- TASK
Work out how many lines hold "Torah". Give the number and nothing else.

- RECORDS TO USE
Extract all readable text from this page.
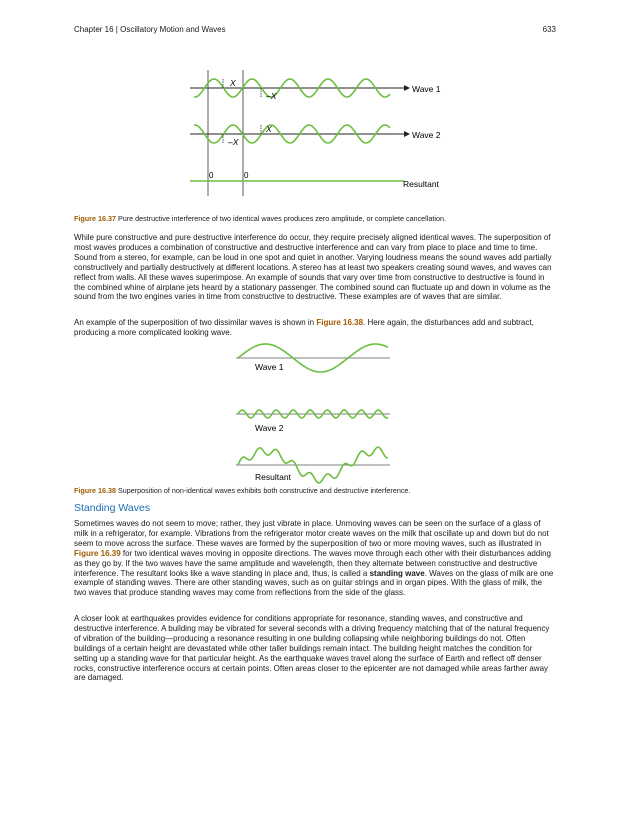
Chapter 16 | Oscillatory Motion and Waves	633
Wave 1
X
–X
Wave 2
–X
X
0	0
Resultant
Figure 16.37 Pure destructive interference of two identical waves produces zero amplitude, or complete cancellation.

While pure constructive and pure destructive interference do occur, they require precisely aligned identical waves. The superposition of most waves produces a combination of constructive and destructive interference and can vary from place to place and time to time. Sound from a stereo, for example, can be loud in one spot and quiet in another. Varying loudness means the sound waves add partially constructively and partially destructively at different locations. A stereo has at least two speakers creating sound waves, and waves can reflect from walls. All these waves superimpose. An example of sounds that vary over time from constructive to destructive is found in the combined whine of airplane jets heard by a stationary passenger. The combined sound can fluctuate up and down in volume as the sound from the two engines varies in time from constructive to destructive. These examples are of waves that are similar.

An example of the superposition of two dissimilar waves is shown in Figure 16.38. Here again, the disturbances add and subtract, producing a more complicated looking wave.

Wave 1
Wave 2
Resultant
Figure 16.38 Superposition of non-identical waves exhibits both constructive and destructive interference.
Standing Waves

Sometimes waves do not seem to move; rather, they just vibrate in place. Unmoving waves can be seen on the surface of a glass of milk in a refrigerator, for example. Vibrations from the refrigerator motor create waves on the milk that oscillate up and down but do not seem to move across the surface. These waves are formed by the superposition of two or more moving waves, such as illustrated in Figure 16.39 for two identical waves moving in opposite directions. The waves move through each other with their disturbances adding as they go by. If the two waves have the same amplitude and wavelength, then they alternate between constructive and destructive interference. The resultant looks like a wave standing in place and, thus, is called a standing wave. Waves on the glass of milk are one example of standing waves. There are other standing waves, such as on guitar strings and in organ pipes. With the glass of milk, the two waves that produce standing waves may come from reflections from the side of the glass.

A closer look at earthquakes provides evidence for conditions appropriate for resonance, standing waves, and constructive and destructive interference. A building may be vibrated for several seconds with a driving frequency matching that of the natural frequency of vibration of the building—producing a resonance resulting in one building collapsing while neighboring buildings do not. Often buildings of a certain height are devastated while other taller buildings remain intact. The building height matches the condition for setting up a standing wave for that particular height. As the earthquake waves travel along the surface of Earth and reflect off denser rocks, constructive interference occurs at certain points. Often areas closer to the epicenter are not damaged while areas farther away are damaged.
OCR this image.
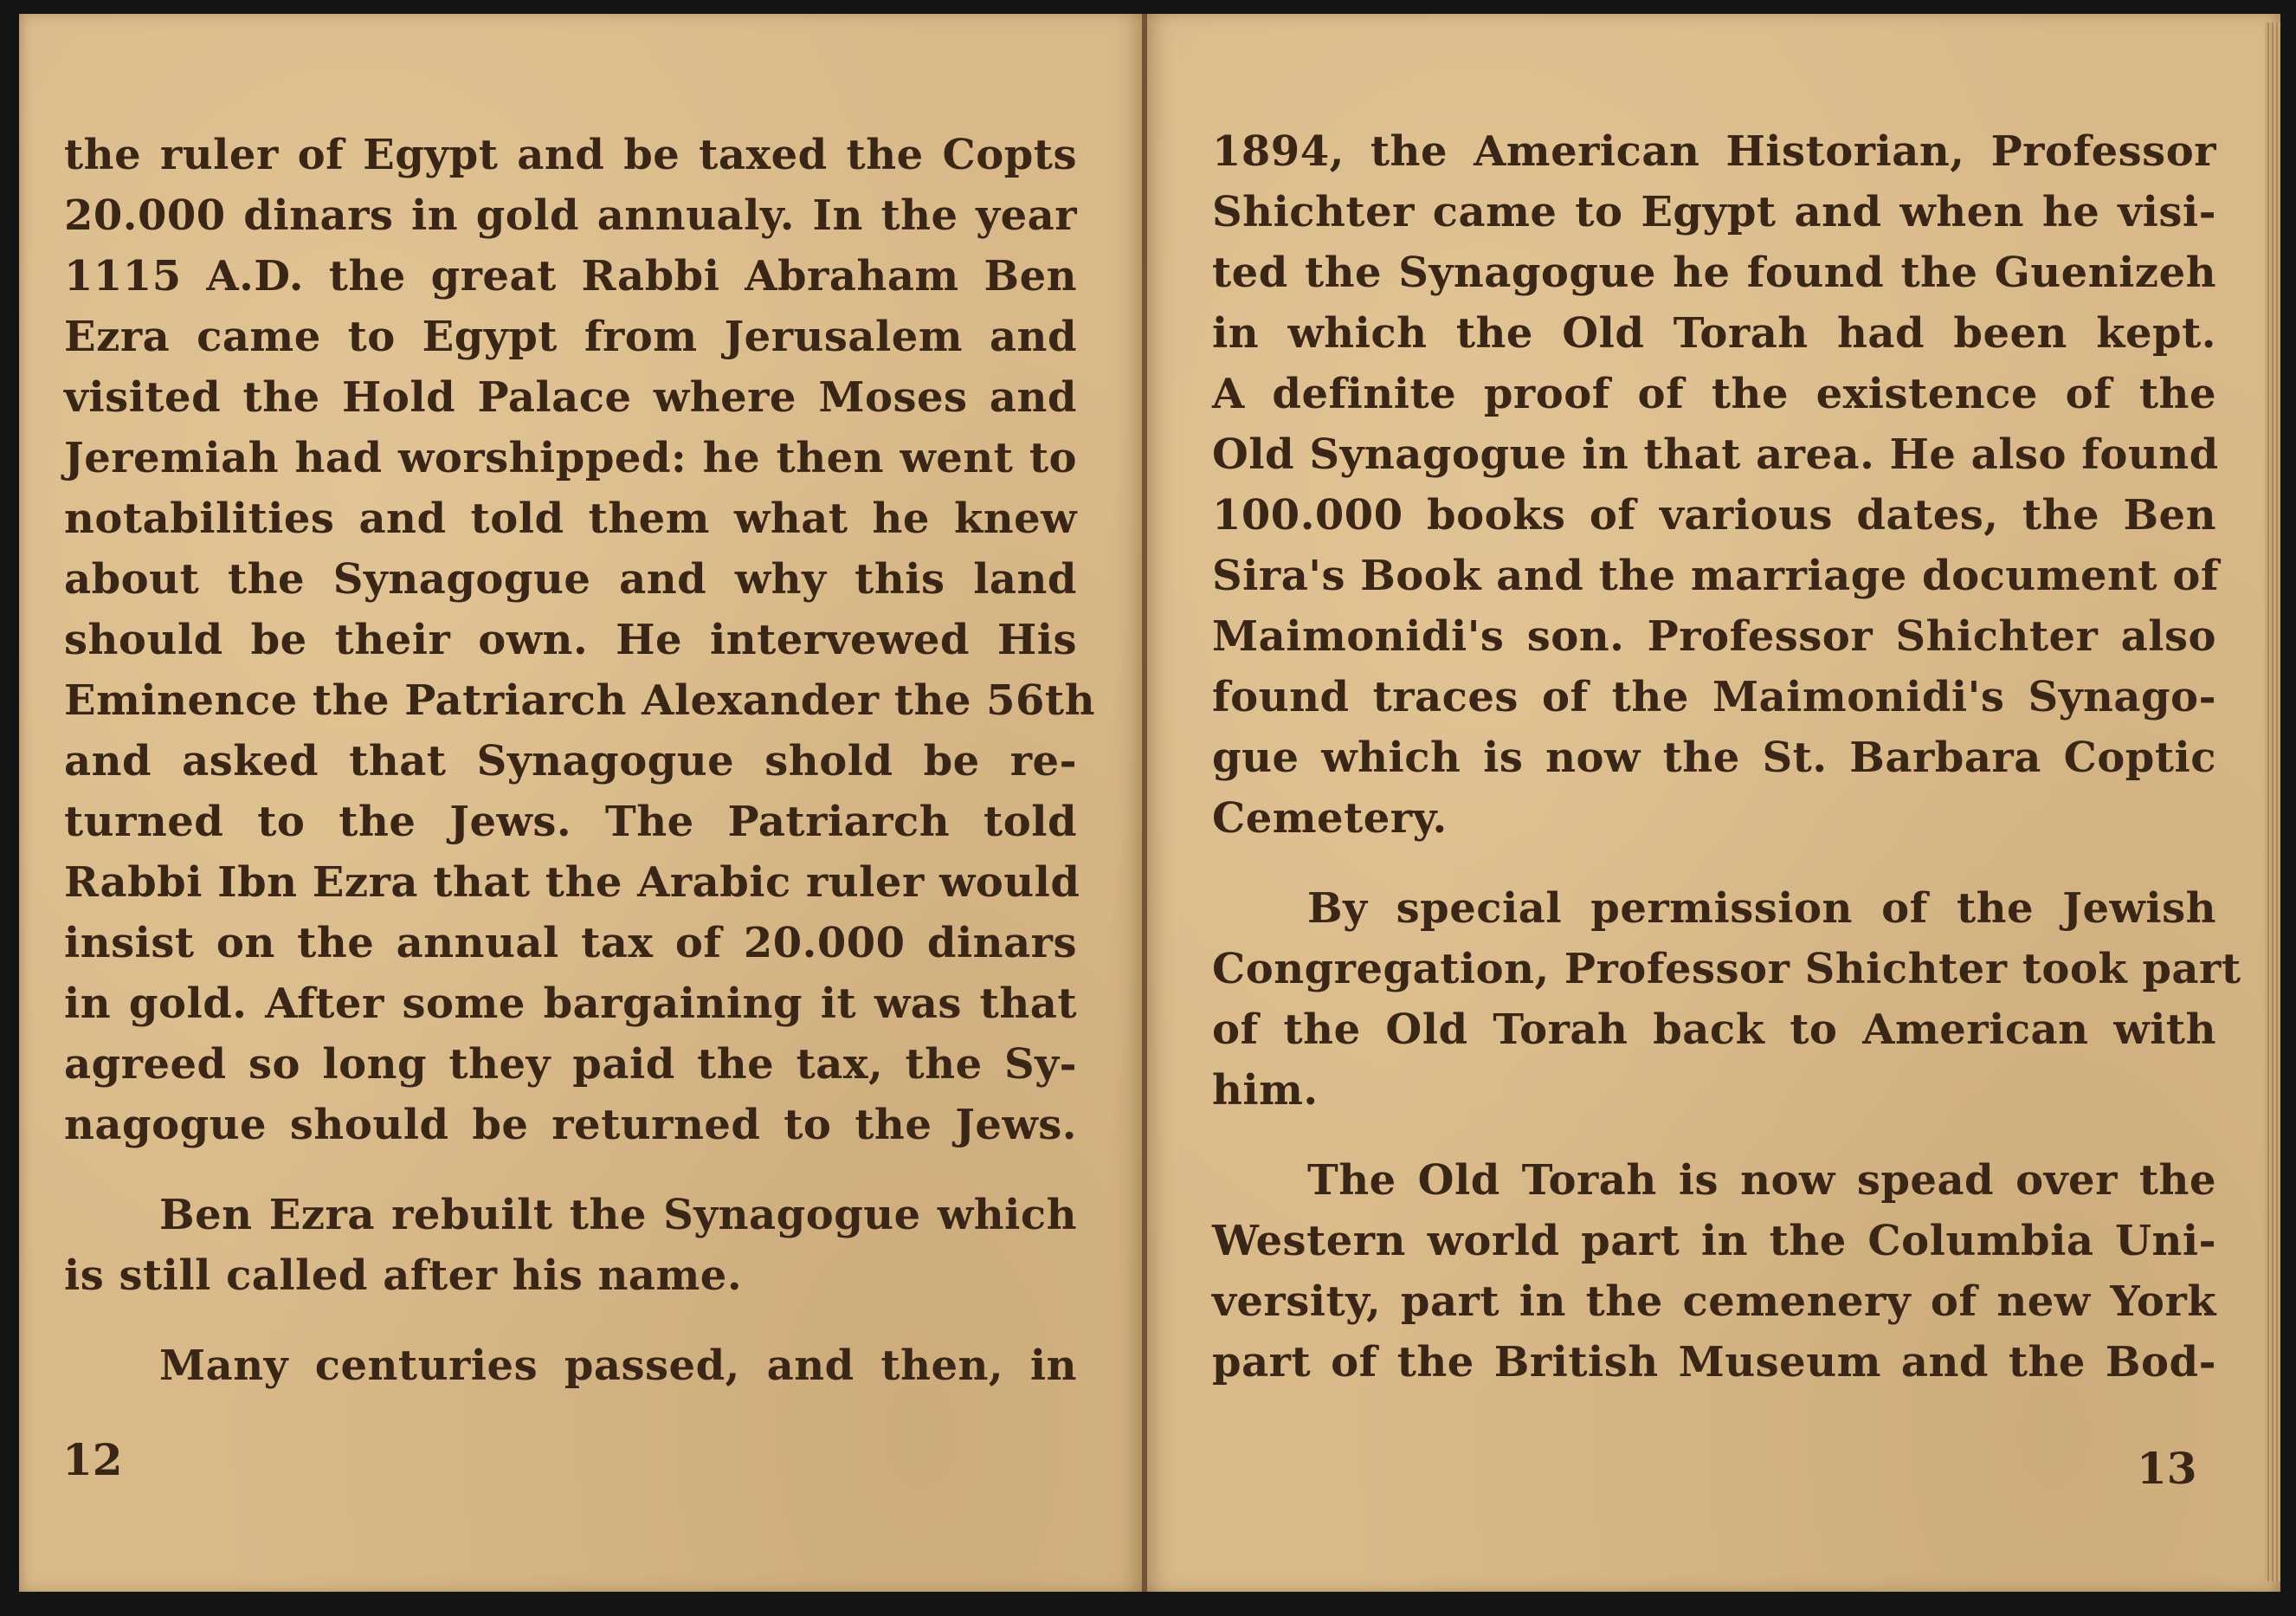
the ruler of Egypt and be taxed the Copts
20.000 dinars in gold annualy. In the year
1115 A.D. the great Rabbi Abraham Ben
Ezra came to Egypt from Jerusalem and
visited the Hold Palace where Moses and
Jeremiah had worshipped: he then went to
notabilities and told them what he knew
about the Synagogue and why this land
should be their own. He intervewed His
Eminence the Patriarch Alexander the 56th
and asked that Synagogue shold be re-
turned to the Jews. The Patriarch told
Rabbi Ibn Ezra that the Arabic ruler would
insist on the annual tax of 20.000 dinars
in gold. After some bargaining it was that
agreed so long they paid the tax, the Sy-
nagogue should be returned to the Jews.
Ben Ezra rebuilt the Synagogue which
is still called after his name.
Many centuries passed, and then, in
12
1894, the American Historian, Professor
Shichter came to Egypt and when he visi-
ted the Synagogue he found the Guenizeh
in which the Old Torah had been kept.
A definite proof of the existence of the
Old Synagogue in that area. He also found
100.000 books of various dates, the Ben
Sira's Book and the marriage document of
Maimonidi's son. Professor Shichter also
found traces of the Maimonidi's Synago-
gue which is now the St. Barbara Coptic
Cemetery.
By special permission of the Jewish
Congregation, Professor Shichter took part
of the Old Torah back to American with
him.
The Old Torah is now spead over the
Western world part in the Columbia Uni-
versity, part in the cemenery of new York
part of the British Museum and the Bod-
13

- SOLUTION
3